■ Task objective
In the copy, include every entry exactly but none of the pictures.

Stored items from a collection
────────────────────

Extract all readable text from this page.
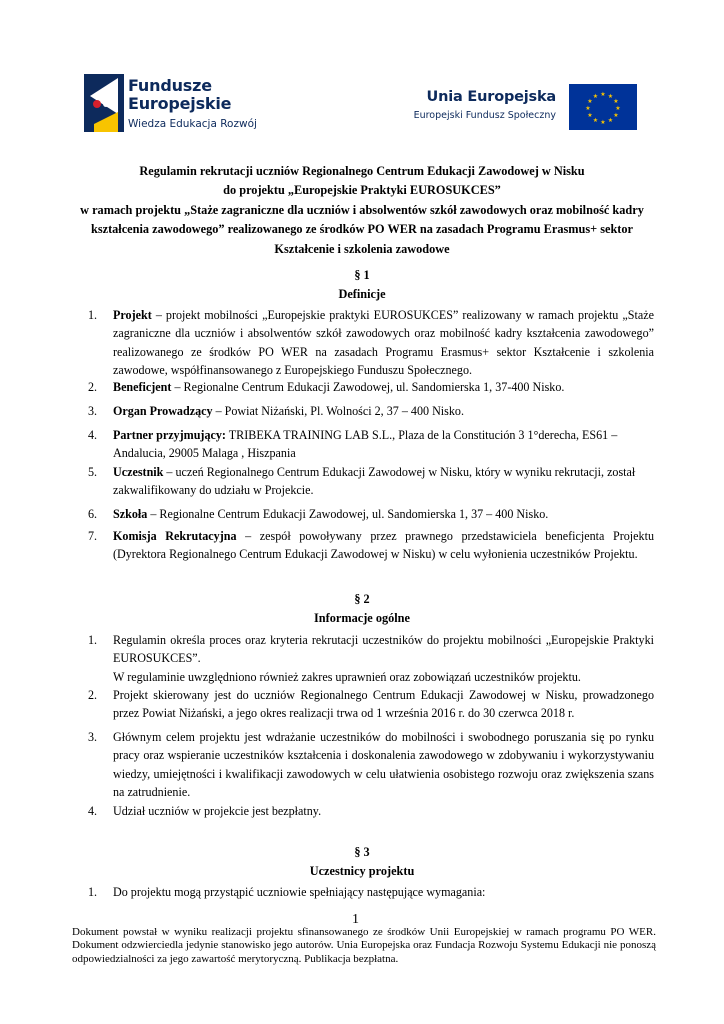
Fundusze
Europejskie
Wiedza Edukacja Rozwój
Unia Europejska
Europejski Fundusz Społeczny
★ ★
★
★
★
★
★
★
★
★
★
★
Regulamin rekrutacji uczniów Regionalnego Centrum Edukacji Zawodowej w Nisku
do projektu „Europejskie Praktyki EUROSUKCES”
w ramach projektu „Staże zagraniczne dla uczniów i absolwentów szkół zawodowych oraz mobilność kadry
kształcenia zawodowego” realizowanego ze środków PO WER na zasadach Programu Erasmus+ sektor
Kształcenie i szkolenia zawodowe
§ 1
Definicje
1. Projekt – projekt mobilności „Europejskie praktyki EUROSUKCES” realizowany w ramach projektu „Staże
zagraniczne dla uczniów i absolwentów szkół zawodowych oraz mobilność kadry kształcenia zawodowego”
realizowanego ze środków PO WER na zasadach Programu Erasmus+ sektor Kształcenie i szkolenia
zawodowe, współfinansowanego z Europejskiego Funduszu Społecznego.
2. Beneficjent – Regionalne Centrum Edukacji Zawodowej, ul. Sandomierska 1, 37-400 Nisko.
3. Organ Prowadzący – Powiat Niżański, Pl. Wolności 2, 37 – 400 Nisko.
4. Partner przyjmujący: TRIBEKA TRAINING LAB S.L., Plaza de la Constitución 3 1°derecha, ES61 –
Andalucia, 29005 Malaga , Hiszpania
5. Uczestnik – uczeń Regionalnego Centrum Edukacji Zawodowej w Nisku, który w wyniku rekrutacji, został
zakwalifikowany do udziału w Projekcie.
6. Szkoła – Regionalne Centrum Edukacji Zawodowej, ul. Sandomierska 1, 37 – 400 Nisko.
7. Komisja Rekrutacyjna – zespół powoływany przez prawnego przedstawiciela beneficjenta Projektu
(Dyrektora Regionalnego Centrum Edukacji Zawodowej w Nisku) w celu wyłonienia uczestników Projektu.
§ 2
Informacje ogólne
1. Regulamin określa proces oraz kryteria rekrutacji uczestników do projektu mobilności „Europejskie Praktyki
EUROSUKCES”.
W regulaminie uwzględniono również zakres uprawnień oraz zobowiązań uczestników projektu.
2. Projekt skierowany jest do uczniów Regionalnego Centrum Edukacji Zawodowej w Nisku, prowadzonego
przez Powiat Niżański, a jego okres realizacji trwa od 1 września 2016 r. do 30 czerwca 2018 r.
3. Głównym celem projektu jest wdrażanie uczestników do mobilności i swobodnego poruszania się po rynku
pracy oraz wspieranie uczestników kształcenia i doskonalenia zawodowego w zdobywaniu i wykorzystywaniu
wiedzy, umiejętności i kwalifikacji zawodowych w celu ułatwienia osobistego rozwoju oraz zwiększenia szans
na zatrudnienie.
4. Udział uczniów w projekcie jest bezpłatny.
§ 3
Uczestnicy projektu
1. Do projektu mogą przystąpić uczniowie spełniający następujące wymagania:
1
Dokument powstał w wyniku realizacji projektu sfinansowanego ze środków Unii Europejskiej w ramach programu PO WER.
Dokument odzwierciedla jedynie stanowisko jego autorów. Unia Europejska oraz Fundacja Rozwoju Systemu Edukacji nie ponoszą
odpowiedzialności za jego zawartość merytoryczną. Publikacja bezpłatna.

────────────────────

■ Task solution
Extract all readable text from this page.
Fundusze
Europejskie
Wiedza Edukacja Rozwój
Unia Europejska
Europejski Fundusz Społeczny
★ ★
★
★
★
★
★
★
★
★
★
★
Regulamin rekrutacji uczniów Regionalnego Centrum Edukacji Zawodowej w Nisku
do projektu „Europejskie Praktyki EUROSUKCES”
w ramach projektu „Staże zagraniczne dla uczniów i absolwentów szkół zawodowych oraz mobilność kadry
kształcenia zawodowego” realizowanego ze środków PO WER na zasadach Programu Erasmus+ sektor
Kształcenie i szkolenia zawodowe
§ 1
Definicje
1. Projekt – projekt mobilności „Europejskie praktyki EUROSUKCES” realizowany w ramach projektu „Staże
zagraniczne dla uczniów i absolwentów szkół zawodowych oraz mobilność kadry kształcenia zawodowego”
realizowanego ze środków PO WER na zasadach Programu Erasmus+ sektor Kształcenie i szkolenia
zawodowe, współfinansowanego z Europejskiego Funduszu Społecznego.
2. Beneficjent – Regionalne Centrum Edukacji Zawodowej, ul. Sandomierska 1, 37-400 Nisko.
3. Organ Prowadzący – Powiat Niżański, Pl. Wolności 2, 37 – 400 Nisko.
4. Partner przyjmujący: TRIBEKA TRAINING LAB S.L., Plaza de la Constitución 3 1°derecha, ES61 –
Andalucia, 29005 Malaga , Hiszpania
5. Uczestnik – uczeń Regionalnego Centrum Edukacji Zawodowej w Nisku, który w wyniku rekrutacji, został
zakwalifikowany do udziału w Projekcie.
6. Szkoła – Regionalne Centrum Edukacji Zawodowej, ul. Sandomierska 1, 37 – 400 Nisko.
7. Komisja Rekrutacyjna – zespół powoływany przez prawnego przedstawiciela beneficjenta Projektu
(Dyrektora Regionalnego Centrum Edukacji Zawodowej w Nisku) w celu wyłonienia uczestników Projektu.
§ 2
Informacje ogólne
1. Regulamin określa proces oraz kryteria rekrutacji uczestników do projektu mobilności „Europejskie Praktyki
EUROSUKCES”.
W regulaminie uwzględniono również zakres uprawnień oraz zobowiązań uczestników projektu.
2. Projekt skierowany jest do uczniów Regionalnego Centrum Edukacji Zawodowej w Nisku, prowadzonego
przez Powiat Niżański, a jego okres realizacji trwa od 1 września 2016 r. do 30 czerwca 2018 r.
3. Głównym celem projektu jest wdrażanie uczestników do mobilności i swobodnego poruszania się po rynku
pracy oraz wspieranie uczestników kształcenia i doskonalenia zawodowego w zdobywaniu i wykorzystywaniu
wiedzy, umiejętności i kwalifikacji zawodowych w celu ułatwienia osobistego rozwoju oraz zwiększenia szans
na zatrudnienie.
4. Udział uczniów w projekcie jest bezpłatny.
§ 3
Uczestnicy projektu
1. Do projektu mogą przystąpić uczniowie spełniający następujące wymagania:
1
Dokument powstał w wyniku realizacji projektu sfinansowanego ze środków Unii Europejskiej w ramach programu PO WER.
Dokument odzwierciedla jedynie stanowisko jego autorów. Unia Europejska oraz Fundacja Rozwoju Systemu Edukacji nie ponoszą
odpowiedzialności za jego zawartość merytoryczną. Publikacja bezpłatna.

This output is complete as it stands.